[begin EXCERPTED RECORDS]

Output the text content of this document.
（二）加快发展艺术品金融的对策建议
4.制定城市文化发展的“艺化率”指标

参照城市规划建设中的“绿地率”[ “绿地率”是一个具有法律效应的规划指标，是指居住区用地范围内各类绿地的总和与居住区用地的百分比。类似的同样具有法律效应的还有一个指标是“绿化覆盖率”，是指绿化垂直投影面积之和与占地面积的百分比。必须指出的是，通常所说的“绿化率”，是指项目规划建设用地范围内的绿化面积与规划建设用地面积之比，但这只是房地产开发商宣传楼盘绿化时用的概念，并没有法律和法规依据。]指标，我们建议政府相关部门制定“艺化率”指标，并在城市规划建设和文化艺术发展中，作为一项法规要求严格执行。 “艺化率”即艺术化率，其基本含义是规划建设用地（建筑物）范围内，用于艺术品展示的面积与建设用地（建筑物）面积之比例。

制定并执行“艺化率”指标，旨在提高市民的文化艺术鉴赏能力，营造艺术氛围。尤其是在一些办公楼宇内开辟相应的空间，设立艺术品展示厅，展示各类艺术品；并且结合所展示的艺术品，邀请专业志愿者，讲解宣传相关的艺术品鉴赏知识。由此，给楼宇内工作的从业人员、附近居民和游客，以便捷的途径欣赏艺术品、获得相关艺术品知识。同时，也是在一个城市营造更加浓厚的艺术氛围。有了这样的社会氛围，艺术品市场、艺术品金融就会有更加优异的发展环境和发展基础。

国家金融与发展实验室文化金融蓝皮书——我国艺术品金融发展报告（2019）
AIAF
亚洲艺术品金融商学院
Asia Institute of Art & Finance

[end EXCERPTED RECORDS]

* [DIRECTION]
Repeat every record, exactly as written.

* [EXPECTED OUTPUT]
Output the text content of this document.
（二）加快发展艺术品金融的对策建议
4.制定城市文化发展的“艺化率”指标

参照城市规划建设中的“绿地率”[ “绿地率”是一个具有法律效应的规划指标，是指居住区用地范围内各类绿地的总和与居住区用地的百分比。类似的同样具有法律效应的还有一个指标是“绿化覆盖率”，是指绿化垂直投影面积之和与占地面积的百分比。必须指出的是，通常所说的“绿化率”，是指项目规划建设用地范围内的绿化面积与规划建设用地面积之比，但这只是房地产开发商宣传楼盘绿化时用的概念，并没有法律和法规依据。]指标，我们建议政府相关部门制定“艺化率”指标，并在城市规划建设和文化艺术发展中，作为一项法规要求严格执行。 “艺化率”即艺术化率，其基本含义是规划建设用地（建筑物）范围内，用于艺术品展示的面积与建设用地（建筑物）面积之比例。

制定并执行“艺化率”指标，旨在提高市民的文化艺术鉴赏能力，营造艺术氛围。尤其是在一些办公楼宇内开辟相应的空间，设立艺术品展示厅，展示各类艺术品；并且结合所展示的艺术品，邀请专业志愿者，讲解宣传相关的艺术品鉴赏知识。由此，给楼宇内工作的从业人员、附近居民和游客，以便捷的途径欣赏艺术品、获得相关艺术品知识。同时，也是在一个城市营造更加浓厚的艺术氛围。有了这样的社会氛围，艺术品市场、艺术品金融就会有更加优异的发展环境和发展基础。

国家金融与发展实验室文化金融蓝皮书——我国艺术品金融发展报告（2019）
AIAF
亚洲艺术品金融商学院
Asia Institute of Art & Finance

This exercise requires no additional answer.